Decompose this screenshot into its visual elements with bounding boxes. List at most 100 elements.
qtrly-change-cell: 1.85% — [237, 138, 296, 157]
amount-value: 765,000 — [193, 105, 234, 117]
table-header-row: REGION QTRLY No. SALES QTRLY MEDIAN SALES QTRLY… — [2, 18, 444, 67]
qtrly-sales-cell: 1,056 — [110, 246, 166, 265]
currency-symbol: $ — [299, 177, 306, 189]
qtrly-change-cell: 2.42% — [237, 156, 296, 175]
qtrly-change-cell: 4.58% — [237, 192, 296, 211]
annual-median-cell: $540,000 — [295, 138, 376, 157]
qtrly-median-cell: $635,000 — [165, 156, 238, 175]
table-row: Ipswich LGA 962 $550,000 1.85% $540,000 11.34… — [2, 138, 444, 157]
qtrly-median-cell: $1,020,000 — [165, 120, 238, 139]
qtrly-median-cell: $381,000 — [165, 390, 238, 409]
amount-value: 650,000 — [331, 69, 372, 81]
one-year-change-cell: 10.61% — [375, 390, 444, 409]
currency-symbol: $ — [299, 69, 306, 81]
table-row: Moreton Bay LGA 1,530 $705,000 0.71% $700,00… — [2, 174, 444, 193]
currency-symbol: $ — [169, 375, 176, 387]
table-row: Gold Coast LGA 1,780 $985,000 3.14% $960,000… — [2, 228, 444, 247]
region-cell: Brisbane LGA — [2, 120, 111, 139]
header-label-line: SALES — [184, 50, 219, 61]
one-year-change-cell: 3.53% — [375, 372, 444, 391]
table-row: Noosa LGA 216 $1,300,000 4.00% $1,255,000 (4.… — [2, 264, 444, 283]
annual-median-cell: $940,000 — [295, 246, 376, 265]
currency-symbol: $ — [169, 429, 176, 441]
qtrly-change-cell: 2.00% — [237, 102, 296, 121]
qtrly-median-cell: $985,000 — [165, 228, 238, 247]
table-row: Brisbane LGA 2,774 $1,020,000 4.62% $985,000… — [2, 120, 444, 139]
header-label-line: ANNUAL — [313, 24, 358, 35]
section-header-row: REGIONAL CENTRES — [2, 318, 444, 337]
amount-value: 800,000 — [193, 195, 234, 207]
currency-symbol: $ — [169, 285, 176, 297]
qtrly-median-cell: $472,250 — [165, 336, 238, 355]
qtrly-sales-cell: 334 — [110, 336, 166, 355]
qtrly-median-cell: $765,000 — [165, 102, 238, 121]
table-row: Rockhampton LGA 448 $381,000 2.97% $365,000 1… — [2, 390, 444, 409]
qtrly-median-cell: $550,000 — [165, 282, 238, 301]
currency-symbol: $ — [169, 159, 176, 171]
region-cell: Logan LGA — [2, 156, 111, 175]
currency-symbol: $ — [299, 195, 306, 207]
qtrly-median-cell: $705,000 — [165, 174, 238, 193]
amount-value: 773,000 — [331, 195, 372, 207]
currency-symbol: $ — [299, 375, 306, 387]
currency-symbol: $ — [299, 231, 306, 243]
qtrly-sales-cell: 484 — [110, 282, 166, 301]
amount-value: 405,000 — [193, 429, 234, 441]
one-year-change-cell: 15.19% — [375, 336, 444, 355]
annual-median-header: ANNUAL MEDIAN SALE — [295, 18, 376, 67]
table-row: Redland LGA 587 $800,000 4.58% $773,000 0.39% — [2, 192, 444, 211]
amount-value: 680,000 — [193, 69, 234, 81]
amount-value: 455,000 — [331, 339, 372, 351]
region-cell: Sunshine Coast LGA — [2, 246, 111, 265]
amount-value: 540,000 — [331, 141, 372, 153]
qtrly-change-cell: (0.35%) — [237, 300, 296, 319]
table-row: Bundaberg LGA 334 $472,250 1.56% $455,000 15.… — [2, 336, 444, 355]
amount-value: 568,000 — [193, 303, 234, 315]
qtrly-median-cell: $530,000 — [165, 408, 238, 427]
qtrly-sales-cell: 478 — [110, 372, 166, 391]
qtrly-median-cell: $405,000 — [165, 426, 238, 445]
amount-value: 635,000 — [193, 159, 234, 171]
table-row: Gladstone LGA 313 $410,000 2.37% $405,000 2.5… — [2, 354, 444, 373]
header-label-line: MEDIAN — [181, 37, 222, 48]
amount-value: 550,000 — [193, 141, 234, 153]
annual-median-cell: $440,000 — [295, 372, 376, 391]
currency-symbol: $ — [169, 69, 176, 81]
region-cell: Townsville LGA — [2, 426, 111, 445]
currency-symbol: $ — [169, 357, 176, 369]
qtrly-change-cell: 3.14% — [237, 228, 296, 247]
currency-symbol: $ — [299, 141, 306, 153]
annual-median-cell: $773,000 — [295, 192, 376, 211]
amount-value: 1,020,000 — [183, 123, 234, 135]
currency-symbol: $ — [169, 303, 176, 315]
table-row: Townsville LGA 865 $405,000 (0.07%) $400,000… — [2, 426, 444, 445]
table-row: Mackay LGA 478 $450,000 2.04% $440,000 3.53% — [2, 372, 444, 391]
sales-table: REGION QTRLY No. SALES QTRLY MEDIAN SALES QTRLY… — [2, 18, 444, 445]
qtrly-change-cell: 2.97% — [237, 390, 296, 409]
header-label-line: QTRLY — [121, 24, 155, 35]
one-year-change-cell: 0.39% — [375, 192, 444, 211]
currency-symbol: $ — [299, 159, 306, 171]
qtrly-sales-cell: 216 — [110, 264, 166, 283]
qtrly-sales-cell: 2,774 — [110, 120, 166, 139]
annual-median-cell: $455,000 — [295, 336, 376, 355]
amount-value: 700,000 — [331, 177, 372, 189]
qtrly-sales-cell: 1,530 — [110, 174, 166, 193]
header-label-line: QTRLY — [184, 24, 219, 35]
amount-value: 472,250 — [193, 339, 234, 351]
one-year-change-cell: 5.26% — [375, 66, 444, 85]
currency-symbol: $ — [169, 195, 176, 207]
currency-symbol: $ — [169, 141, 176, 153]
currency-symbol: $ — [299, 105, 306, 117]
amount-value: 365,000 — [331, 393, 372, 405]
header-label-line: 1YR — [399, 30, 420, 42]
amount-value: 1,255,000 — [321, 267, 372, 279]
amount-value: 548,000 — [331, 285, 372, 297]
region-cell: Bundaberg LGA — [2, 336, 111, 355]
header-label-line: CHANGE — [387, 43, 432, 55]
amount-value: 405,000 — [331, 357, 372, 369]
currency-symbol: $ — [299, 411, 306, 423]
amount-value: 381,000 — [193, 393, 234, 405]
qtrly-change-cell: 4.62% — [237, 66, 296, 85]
——
Objective — Gather every line from the items above that contains the word "year".

Expected answer —
one-year-change-cell: 10.61% — [375, 390, 444, 409]
one-year-change-cell: 3.53% — [375, 372, 444, 391]
one-year-change-cell: 15.19% — [375, 336, 444, 355]
one-year-change-cell: 0.39% — [375, 192, 444, 211]
one-year-change-cell: 5.26% — [375, 66, 444, 85]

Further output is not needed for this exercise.